--- BEGIN ---

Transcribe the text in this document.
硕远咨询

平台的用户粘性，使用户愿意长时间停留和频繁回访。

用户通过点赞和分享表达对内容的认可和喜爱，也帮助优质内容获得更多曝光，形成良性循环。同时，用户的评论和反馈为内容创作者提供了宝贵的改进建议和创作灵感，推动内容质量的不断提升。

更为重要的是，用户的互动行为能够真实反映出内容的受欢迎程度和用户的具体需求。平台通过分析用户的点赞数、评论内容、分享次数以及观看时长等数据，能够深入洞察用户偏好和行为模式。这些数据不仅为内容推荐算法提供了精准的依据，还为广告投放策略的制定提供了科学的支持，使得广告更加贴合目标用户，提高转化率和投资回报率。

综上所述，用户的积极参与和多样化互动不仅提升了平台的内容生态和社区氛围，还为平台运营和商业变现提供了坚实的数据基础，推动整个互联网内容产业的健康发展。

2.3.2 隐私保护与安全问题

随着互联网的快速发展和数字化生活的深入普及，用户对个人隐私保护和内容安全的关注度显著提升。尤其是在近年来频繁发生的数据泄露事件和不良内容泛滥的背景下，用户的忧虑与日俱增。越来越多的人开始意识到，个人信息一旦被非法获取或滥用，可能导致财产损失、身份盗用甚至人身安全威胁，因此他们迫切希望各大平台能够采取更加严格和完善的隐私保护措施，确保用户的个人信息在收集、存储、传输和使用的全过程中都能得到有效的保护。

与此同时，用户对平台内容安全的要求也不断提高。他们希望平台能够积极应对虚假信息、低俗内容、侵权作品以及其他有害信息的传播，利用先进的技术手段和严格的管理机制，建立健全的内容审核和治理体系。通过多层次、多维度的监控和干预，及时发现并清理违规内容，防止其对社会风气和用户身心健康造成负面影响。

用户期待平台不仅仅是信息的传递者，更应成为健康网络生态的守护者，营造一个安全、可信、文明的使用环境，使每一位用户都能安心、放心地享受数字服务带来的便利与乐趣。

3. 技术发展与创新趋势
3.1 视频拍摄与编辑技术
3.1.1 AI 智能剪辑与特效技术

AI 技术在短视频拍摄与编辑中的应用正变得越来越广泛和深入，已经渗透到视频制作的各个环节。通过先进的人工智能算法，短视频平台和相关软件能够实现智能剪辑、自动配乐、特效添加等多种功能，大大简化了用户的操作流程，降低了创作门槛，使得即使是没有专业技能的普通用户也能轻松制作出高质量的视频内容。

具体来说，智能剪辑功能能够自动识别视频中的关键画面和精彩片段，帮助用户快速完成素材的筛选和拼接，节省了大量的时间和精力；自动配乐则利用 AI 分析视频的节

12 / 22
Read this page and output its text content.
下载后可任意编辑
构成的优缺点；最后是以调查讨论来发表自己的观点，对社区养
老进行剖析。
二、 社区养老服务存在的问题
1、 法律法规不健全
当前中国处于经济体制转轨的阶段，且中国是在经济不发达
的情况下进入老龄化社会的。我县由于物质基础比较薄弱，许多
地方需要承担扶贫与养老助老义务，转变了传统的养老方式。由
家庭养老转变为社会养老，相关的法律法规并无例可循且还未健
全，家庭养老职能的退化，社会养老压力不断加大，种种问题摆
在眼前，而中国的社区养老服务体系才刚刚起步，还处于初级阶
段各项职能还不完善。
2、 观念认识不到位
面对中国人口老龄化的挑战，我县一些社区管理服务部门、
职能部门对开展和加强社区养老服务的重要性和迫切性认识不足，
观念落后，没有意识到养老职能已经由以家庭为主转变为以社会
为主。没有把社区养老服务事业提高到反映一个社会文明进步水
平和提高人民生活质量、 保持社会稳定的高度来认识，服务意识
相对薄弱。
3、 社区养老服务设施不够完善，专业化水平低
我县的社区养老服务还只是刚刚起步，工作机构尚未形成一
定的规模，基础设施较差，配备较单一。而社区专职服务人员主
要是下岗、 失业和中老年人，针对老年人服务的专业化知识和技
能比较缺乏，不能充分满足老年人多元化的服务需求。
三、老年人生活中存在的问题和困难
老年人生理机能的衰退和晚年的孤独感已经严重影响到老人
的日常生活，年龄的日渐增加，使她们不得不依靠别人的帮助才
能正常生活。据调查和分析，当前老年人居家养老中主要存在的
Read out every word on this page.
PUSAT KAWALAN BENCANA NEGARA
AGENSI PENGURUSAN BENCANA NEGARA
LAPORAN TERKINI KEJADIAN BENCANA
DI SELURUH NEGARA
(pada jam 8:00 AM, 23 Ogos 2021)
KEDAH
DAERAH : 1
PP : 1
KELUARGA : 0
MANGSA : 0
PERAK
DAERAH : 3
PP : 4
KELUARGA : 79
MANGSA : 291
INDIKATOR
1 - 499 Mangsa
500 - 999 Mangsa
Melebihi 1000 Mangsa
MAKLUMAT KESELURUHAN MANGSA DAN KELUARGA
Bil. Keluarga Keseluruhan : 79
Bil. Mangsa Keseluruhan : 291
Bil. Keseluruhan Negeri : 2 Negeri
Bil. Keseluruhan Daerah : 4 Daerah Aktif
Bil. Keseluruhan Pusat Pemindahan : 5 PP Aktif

--- END ---

■ **Task instructions**:
Reproduce the listing above word for word.

■ **Correct response**:
Transcribe the text in this document.
硕远咨询

平台的用户粘性，使用户愿意长时间停留和频繁回访。

用户通过点赞和分享表达对内容的认可和喜爱，也帮助优质内容获得更多曝光，形成良性循环。同时，用户的评论和反馈为内容创作者提供了宝贵的改进建议和创作灵感，推动内容质量的不断提升。

更为重要的是，用户的互动行为能够真实反映出内容的受欢迎程度和用户的具体需求。平台通过分析用户的点赞数、评论内容、分享次数以及观看时长等数据，能够深入洞察用户偏好和行为模式。这些数据不仅为内容推荐算法提供了精准的依据，还为广告投放策略的制定提供了科学的支持，使得广告更加贴合目标用户，提高转化率和投资回报率。

综上所述，用户的积极参与和多样化互动不仅提升了平台的内容生态和社区氛围，还为平台运营和商业变现提供了坚实的数据基础，推动整个互联网内容产业的健康发展。

2.3.2 隐私保护与安全问题

随着互联网的快速发展和数字化生活的深入普及，用户对个人隐私保护和内容安全的关注度显著提升。尤其是在近年来频繁发生的数据泄露事件和不良内容泛滥的背景下，用户的忧虑与日俱增。越来越多的人开始意识到，个人信息一旦被非法获取或滥用，可能导致财产损失、身份盗用甚至人身安全威胁，因此他们迫切希望各大平台能够采取更加严格和完善的隐私保护措施，确保用户的个人信息在收集、存储、传输和使用的全过程中都能得到有效的保护。

与此同时，用户对平台内容安全的要求也不断提高。他们希望平台能够积极应对虚假信息、低俗内容、侵权作品以及其他有害信息的传播，利用先进的技术手段和严格的管理机制，建立健全的内容审核和治理体系。通过多层次、多维度的监控和干预，及时发现并清理违规内容，防止其对社会风气和用户身心健康造成负面影响。

用户期待平台不仅仅是信息的传递者，更应成为健康网络生态的守护者，营造一个安全、可信、文明的使用环境，使每一位用户都能安心、放心地享受数字服务带来的便利与乐趣。

3. 技术发展与创新趋势
3.1 视频拍摄与编辑技术
3.1.1 AI 智能剪辑与特效技术

AI 技术在短视频拍摄与编辑中的应用正变得越来越广泛和深入，已经渗透到视频制作的各个环节。通过先进的人工智能算法，短视频平台和相关软件能够实现智能剪辑、自动配乐、特效添加等多种功能，大大简化了用户的操作流程，降低了创作门槛，使得即使是没有专业技能的普通用户也能轻松制作出高质量的视频内容。

具体来说，智能剪辑功能能够自动识别视频中的关键画面和精彩片段，帮助用户快速完成素材的筛选和拼接，节省了大量的时间和精力；自动配乐则利用 AI 分析视频的节

12 / 22
Read this page and output its text content.
下载后可任意编辑
构成的优缺点；最后是以调查讨论来发表自己的观点，对社区养
老进行剖析。
二、 社区养老服务存在的问题
1、 法律法规不健全
当前中国处于经济体制转轨的阶段，且中国是在经济不发达
的情况下进入老龄化社会的。我县由于物质基础比较薄弱，许多
地方需要承担扶贫与养老助老义务，转变了传统的养老方式。由
家庭养老转变为社会养老，相关的法律法规并无例可循且还未健
全，家庭养老职能的退化，社会养老压力不断加大，种种问题摆
在眼前，而中国的社区养老服务体系才刚刚起步，还处于初级阶
段各项职能还不完善。
2、 观念认识不到位
面对中国人口老龄化的挑战，我县一些社区管理服务部门、
职能部门对开展和加强社区养老服务的重要性和迫切性认识不足，
观念落后，没有意识到养老职能已经由以家庭为主转变为以社会
为主。没有把社区养老服务事业提高到反映一个社会文明进步水
平和提高人民生活质量、 保持社会稳定的高度来认识，服务意识
相对薄弱。
3、 社区养老服务设施不够完善，专业化水平低
我县的社区养老服务还只是刚刚起步，工作机构尚未形成一
定的规模，基础设施较差，配备较单一。而社区专职服务人员主
要是下岗、 失业和中老年人，针对老年人服务的专业化知识和技
能比较缺乏，不能充分满足老年人多元化的服务需求。
三、老年人生活中存在的问题和困难
老年人生理机能的衰退和晚年的孤独感已经严重影响到老人
的日常生活，年龄的日渐增加，使她们不得不依靠别人的帮助才
能正常生活。据调查和分析，当前老年人居家养老中主要存在的
Read out every word on this page.
PUSAT KAWALAN BENCANA NEGARA
AGENSI PENGURUSAN BENCANA NEGARA
LAPORAN TERKINI KEJADIAN BENCANA
DI SELURUH NEGARA
(pada jam 8:00 AM, 23 Ogos 2021)
KEDAH
DAERAH : 1
PP : 1
KELUARGA : 0
MANGSA : 0
PERAK
DAERAH : 3
PP : 4
KELUARGA : 79
MANGSA : 291
INDIKATOR
1 - 499 Mangsa
500 - 999 Mangsa
Melebihi 1000 Mangsa
MAKLUMAT KESELURUHAN MANGSA DAN KELUARGA
Bil. Keluarga Keseluruhan : 79
Bil. Mangsa Keseluruhan : 291
Bil. Keseluruhan Negeri : 2 Negeri
Bil. Keseluruhan Daerah : 4 Daerah Aktif
Bil. Keseluruhan Pusat Pemindahan : 5 PP Aktif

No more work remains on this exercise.